> [Goal of the exercise]: Copy every line of the following data that includes the string "ages".
── The data
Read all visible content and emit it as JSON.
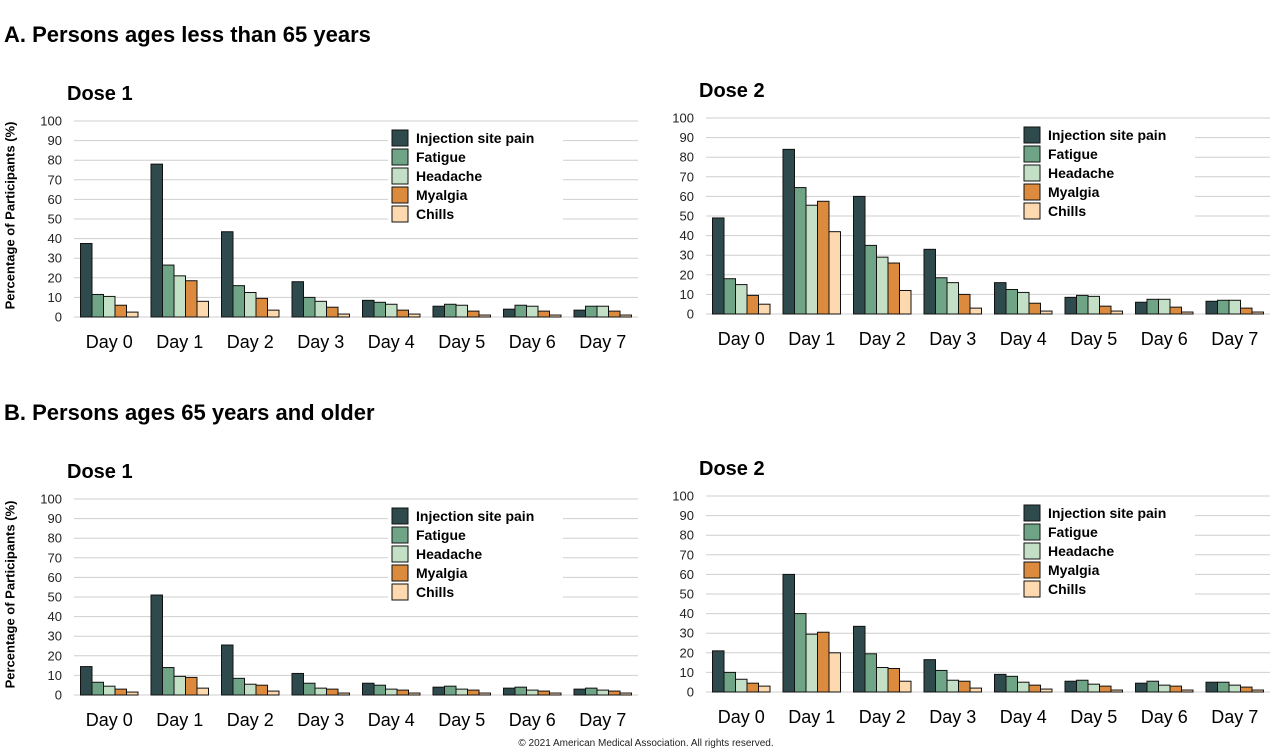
{
  "sections": {
    "a_title": "A. Persons ages less than 65 years",
    "b_title": "B. Persons ages 65 years and older"
  },
  "ylabel": "Percentage of  Participants (%)",
  "copyright": "© 2021 American Medical Association. All rights reserved.",
  "colors": {
    "Injection site pain": "#2f4a4c",
    "Fatigue": "#6fa487",
    "Headache": "#c3e0c6",
    "Myalgia": "#dc8b3e",
    "Chills": "#fdd9b0"
  },
  "chart_data": [
    {
      "type": "bar",
      "title": "Dose 1",
      "ylim": [
        0,
        100
      ],
      "yticks": [
        0,
        10,
        20,
        30,
        40,
        50,
        60,
        70,
        80,
        90,
        100
      ],
      "grid": true,
      "legend": "top-right",
      "categories": [
        "Day 0",
        "Day 1",
        "Day 2",
        "Day 3",
        "Day 4",
        "Day 5",
        "Day 6",
        "Day 7"
      ],
      "series": [
        {
          "name": "Injection site pain",
          "values": [
            37.5,
            78,
            43.5,
            18,
            8.5,
            5.5,
            4,
            3.5
          ]
        },
        {
          "name": "Fatigue",
          "values": [
            11.5,
            26.5,
            16,
            10,
            7.5,
            6.5,
            6,
            5.5
          ]
        },
        {
          "name": "Headache",
          "values": [
            10.5,
            21,
            12.5,
            8,
            6.5,
            6,
            5.5,
            5.5
          ]
        },
        {
          "name": "Myalgia",
          "values": [
            6,
            18.5,
            9.5,
            5,
            3.5,
            3,
            3,
            3
          ]
        },
        {
          "name": "Chills",
          "values": [
            2.5,
            8,
            3.5,
            1.5,
            1.5,
            1,
            1,
            1
          ]
        }
      ]
    },
    {
      "type": "bar",
      "title": "Dose 2",
      "ylim": [
        0,
        100
      ],
      "yticks": [
        0,
        10,
        20,
        30,
        40,
        50,
        60,
        70,
        80,
        90,
        100
      ],
      "grid": true,
      "legend": "top-right",
      "categories": [
        "Day 0",
        "Day 1",
        "Day 2",
        "Day 3",
        "Day 4",
        "Day 5",
        "Day 6",
        "Day 7"
      ],
      "series": [
        {
          "name": "Injection site pain",
          "values": [
            49,
            84,
            60,
            33,
            16,
            8.5,
            6,
            6.5
          ]
        },
        {
          "name": "Fatigue",
          "values": [
            18,
            64.5,
            35,
            18.5,
            12.5,
            9.5,
            7.5,
            7
          ]
        },
        {
          "name": "Headache",
          "values": [
            15,
            55.5,
            29,
            16,
            11,
            9,
            7.5,
            7
          ]
        },
        {
          "name": "Myalgia",
          "values": [
            9.5,
            57.5,
            26,
            10,
            5.5,
            4,
            3.5,
            3
          ]
        },
        {
          "name": "Chills",
          "values": [
            5,
            42,
            12,
            3,
            1.5,
            1.5,
            1,
            1
          ]
        }
      ]
    },
    {
      "type": "bar",
      "title": "Dose 1",
      "ylim": [
        0,
        100
      ],
      "yticks": [
        0,
        10,
        20,
        30,
        40,
        50,
        60,
        70,
        80,
        90,
        100
      ],
      "grid": true,
      "legend": "top-right",
      "categories": [
        "Day 0",
        "Day 1",
        "Day 2",
        "Day 3",
        "Day 4",
        "Day 5",
        "Day 6",
        "Day 7"
      ],
      "series": [
        {
          "name": "Injection site pain",
          "values": [
            14.5,
            51,
            25.5,
            11,
            6,
            4,
            3.5,
            3
          ]
        },
        {
          "name": "Fatigue",
          "values": [
            6.5,
            14,
            8.5,
            6,
            5,
            4.5,
            4,
            3.5
          ]
        },
        {
          "name": "Headache",
          "values": [
            4.5,
            9.5,
            5.5,
            3.5,
            3,
            3,
            2.5,
            2.5
          ]
        },
        {
          "name": "Myalgia",
          "values": [
            3,
            9,
            5,
            3,
            2.5,
            2.5,
            2,
            2
          ]
        },
        {
          "name": "Chills",
          "values": [
            1.5,
            3.5,
            2,
            1,
            1,
            1,
            1,
            1
          ]
        }
      ]
    },
    {
      "type": "bar",
      "title": "Dose 2",
      "ylim": [
        0,
        100
      ],
      "yticks": [
        0,
        10,
        20,
        30,
        40,
        50,
        60,
        70,
        80,
        90,
        100
      ],
      "grid": true,
      "legend": "top-right",
      "categories": [
        "Day 0",
        "Day 1",
        "Day 2",
        "Day 3",
        "Day 4",
        "Day 5",
        "Day 6",
        "Day 7"
      ],
      "series": [
        {
          "name": "Injection site pain",
          "values": [
            21,
            60,
            33.5,
            16.5,
            9,
            5.5,
            4.5,
            5
          ]
        },
        {
          "name": "Fatigue",
          "values": [
            10,
            40,
            19.5,
            11,
            8,
            6,
            5.5,
            5
          ]
        },
        {
          "name": "Headache",
          "values": [
            6.5,
            29.5,
            12.5,
            6,
            5,
            4,
            3.5,
            3.5
          ]
        },
        {
          "name": "Myalgia",
          "values": [
            4.5,
            30.5,
            12,
            5.5,
            3.5,
            3,
            3,
            2.5
          ]
        },
        {
          "name": "Chills",
          "values": [
            3,
            20,
            5.5,
            2,
            1.5,
            1,
            1,
            1
          ]
        }
      ]
    }
  ]
}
────
> [Reply]:
    "a_title": "A. Persons ages less than 65 years",
    "b_title": "B. Persons ages 65 years and older"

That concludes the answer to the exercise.